▸ **SET PROBLEM**: Look through the data below. Pick out the lines holding the string "JSON".

(Collection entries)
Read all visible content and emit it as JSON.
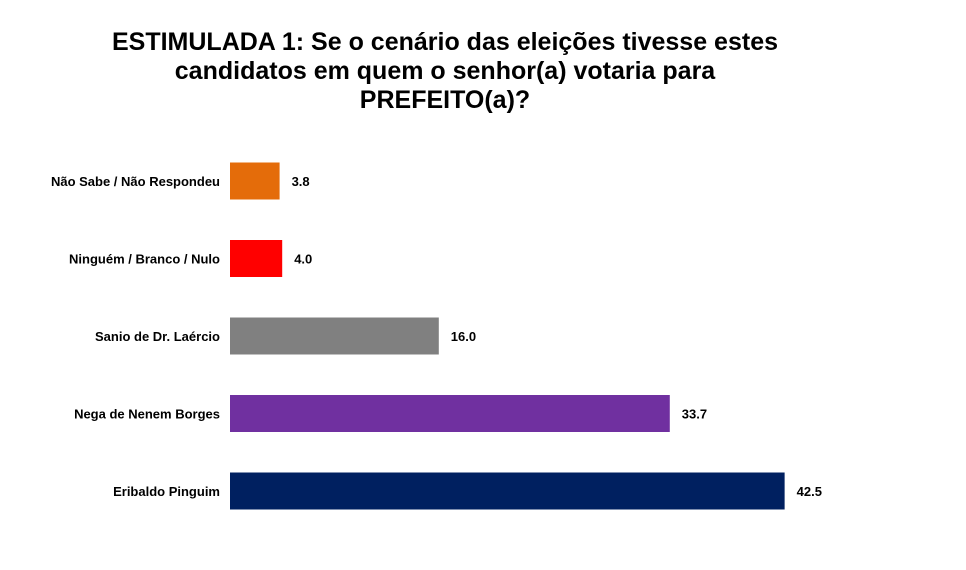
{
  "chart_data": {
    "type": "bar",
    "orientation": "horizontal",
    "title_lines": [
      "ESTIMULADA 1: Se o cenário das eleições tivesse estes",
      "candidatos em quem o senhor(a) votaria para",
      "PREFEITO(a)?"
    ],
    "categories": [
      "Não Sabe / Não Respondeu",
      "Ninguém / Branco / Nulo",
      "Sanio de Dr. Laércio",
      "Nega de Nenem Borges",
      "Eribaldo Pinguim"
    ],
    "values": [
      3.8,
      4.0,
      16.0,
      33.7,
      42.5
    ],
    "value_labels": [
      "3.8",
      "4.0",
      "16.0",
      "33.7",
      "42.5"
    ],
    "colors": [
      "#E46C0A",
      "#FF0000",
      "#808080",
      "#7030A0",
      "#002060"
    ],
    "grid": false,
    "legend": "none"
  }
}
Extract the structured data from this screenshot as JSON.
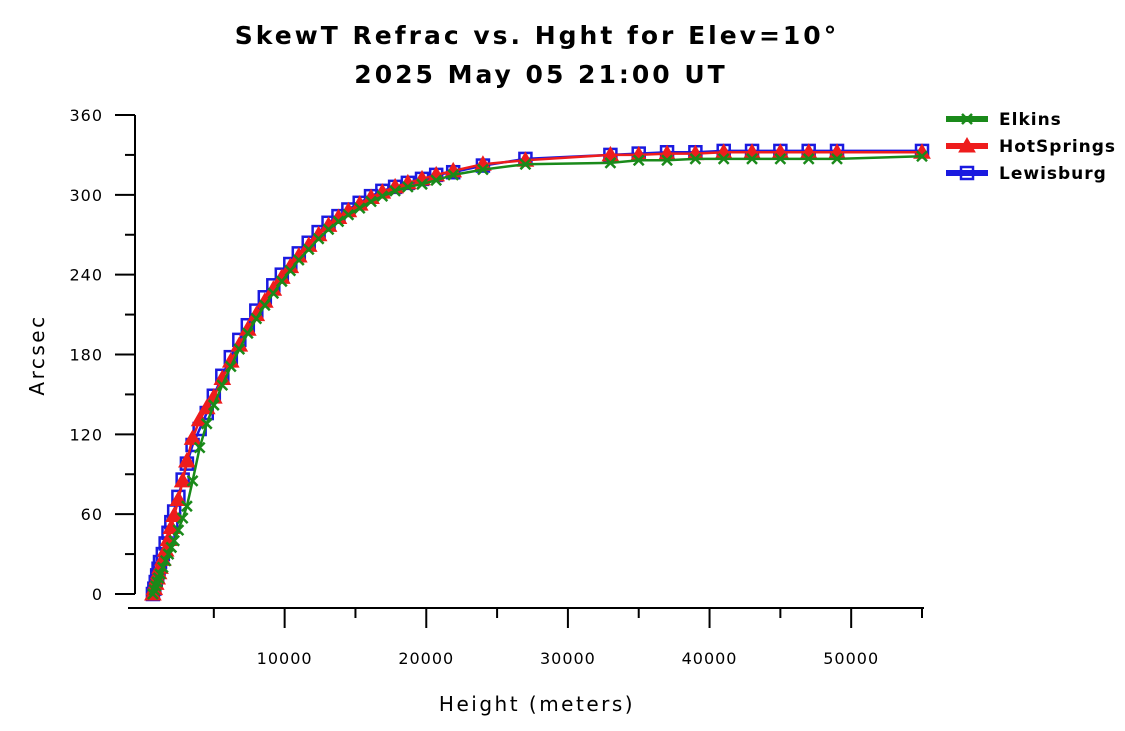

▸ **RESULT FOR THIS EXERCISE**:
Read all visible content and emit it as JSON.
Extract the structured data from this screenshot as JSON.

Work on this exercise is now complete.